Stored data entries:
# # # # # # #

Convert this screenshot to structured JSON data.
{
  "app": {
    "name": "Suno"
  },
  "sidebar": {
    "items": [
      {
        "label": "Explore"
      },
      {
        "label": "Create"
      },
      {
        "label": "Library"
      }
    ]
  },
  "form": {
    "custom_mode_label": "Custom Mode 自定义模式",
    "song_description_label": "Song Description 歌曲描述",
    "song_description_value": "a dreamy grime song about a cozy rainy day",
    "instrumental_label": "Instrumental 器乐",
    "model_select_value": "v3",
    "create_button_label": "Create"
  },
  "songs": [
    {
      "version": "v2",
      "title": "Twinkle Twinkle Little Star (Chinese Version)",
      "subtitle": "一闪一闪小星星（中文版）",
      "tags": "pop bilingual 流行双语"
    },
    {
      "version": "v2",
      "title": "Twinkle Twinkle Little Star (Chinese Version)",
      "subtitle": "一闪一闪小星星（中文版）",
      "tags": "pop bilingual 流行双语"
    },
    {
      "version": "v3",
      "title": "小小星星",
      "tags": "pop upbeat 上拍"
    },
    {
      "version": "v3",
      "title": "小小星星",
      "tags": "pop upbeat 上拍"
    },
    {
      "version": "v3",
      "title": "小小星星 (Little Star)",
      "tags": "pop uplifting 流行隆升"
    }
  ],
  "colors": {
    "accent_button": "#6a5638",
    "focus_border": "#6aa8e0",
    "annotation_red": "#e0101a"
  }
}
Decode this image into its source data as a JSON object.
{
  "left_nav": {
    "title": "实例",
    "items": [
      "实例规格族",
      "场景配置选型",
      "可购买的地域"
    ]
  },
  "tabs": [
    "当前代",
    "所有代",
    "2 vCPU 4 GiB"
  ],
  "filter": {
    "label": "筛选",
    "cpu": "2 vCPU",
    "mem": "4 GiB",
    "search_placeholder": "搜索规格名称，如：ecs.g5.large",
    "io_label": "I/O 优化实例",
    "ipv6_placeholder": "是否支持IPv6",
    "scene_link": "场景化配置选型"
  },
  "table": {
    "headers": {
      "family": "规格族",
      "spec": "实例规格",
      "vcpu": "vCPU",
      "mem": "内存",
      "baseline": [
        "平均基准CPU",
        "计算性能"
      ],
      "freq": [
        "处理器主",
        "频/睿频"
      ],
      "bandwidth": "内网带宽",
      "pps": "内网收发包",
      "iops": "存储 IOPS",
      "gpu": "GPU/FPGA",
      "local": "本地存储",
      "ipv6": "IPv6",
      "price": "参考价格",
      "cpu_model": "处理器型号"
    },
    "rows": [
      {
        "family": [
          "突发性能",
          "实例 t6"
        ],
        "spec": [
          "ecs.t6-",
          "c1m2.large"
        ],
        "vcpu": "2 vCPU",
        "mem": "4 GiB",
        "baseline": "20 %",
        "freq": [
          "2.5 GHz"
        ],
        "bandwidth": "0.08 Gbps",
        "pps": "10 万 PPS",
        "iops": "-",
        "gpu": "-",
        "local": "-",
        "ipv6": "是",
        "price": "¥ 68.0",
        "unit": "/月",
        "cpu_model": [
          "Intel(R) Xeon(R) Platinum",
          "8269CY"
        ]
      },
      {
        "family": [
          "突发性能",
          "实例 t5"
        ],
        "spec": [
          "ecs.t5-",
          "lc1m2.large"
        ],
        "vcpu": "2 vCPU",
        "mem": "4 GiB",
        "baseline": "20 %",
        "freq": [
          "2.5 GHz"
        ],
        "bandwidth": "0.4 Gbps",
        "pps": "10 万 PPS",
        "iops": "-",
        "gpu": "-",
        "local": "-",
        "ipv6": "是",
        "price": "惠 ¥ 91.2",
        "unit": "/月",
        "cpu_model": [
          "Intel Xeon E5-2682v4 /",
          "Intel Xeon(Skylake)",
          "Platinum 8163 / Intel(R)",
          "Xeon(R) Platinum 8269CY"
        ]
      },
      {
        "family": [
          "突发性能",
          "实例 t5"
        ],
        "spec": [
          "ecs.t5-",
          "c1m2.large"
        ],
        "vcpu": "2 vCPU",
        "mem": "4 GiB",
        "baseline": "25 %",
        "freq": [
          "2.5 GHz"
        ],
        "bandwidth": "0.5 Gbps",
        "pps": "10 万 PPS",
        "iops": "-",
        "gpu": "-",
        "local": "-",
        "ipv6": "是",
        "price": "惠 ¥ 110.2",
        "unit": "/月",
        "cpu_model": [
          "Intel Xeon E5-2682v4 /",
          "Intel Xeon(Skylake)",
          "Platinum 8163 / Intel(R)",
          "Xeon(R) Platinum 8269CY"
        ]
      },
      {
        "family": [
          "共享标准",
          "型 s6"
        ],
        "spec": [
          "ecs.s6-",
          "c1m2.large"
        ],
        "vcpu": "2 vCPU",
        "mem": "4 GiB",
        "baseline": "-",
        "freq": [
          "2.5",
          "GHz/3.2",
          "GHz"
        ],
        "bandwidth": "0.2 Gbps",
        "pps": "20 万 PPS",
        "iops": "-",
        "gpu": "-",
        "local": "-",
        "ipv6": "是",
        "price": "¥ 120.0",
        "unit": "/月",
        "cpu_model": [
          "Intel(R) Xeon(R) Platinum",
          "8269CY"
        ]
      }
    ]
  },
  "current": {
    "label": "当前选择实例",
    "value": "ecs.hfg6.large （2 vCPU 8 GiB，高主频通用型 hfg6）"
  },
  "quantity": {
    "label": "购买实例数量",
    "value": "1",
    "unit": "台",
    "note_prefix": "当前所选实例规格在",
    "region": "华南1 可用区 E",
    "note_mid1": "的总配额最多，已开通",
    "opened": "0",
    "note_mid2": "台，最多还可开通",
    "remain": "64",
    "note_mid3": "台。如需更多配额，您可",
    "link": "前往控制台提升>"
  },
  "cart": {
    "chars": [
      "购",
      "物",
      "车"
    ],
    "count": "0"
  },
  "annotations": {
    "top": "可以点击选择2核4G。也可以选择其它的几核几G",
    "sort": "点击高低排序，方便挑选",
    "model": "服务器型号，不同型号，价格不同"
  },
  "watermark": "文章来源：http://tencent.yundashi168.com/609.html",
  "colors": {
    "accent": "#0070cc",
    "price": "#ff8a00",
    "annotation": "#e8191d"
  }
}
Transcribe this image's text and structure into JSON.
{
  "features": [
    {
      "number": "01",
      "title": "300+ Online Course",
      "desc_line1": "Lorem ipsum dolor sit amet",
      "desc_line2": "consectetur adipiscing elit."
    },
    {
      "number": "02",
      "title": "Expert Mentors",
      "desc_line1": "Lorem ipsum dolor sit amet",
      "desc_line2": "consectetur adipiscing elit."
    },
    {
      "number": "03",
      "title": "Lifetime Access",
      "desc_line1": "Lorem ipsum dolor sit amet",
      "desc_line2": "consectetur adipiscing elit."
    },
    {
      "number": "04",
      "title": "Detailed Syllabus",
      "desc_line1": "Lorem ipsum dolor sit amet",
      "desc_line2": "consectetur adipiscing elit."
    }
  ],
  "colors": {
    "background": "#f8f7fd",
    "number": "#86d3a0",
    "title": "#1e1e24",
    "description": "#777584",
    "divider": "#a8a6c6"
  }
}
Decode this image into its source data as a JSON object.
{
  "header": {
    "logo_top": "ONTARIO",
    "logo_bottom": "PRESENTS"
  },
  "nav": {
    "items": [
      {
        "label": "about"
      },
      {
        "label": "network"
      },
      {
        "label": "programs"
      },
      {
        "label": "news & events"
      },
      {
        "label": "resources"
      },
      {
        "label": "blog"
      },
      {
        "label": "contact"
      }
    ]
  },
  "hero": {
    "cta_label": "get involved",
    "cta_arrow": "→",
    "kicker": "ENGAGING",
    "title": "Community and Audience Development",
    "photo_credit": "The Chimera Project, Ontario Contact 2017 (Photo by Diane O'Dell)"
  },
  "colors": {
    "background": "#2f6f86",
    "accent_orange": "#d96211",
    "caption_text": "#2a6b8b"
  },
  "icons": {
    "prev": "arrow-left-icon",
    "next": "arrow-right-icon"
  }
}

# # # # # # #

▶ [REQUIREMENT]:
Display every line of the listing that contains the string "Create".

▶ [IN RESPONSE]:
        "label": "Create"
    "create_button_label": "Create"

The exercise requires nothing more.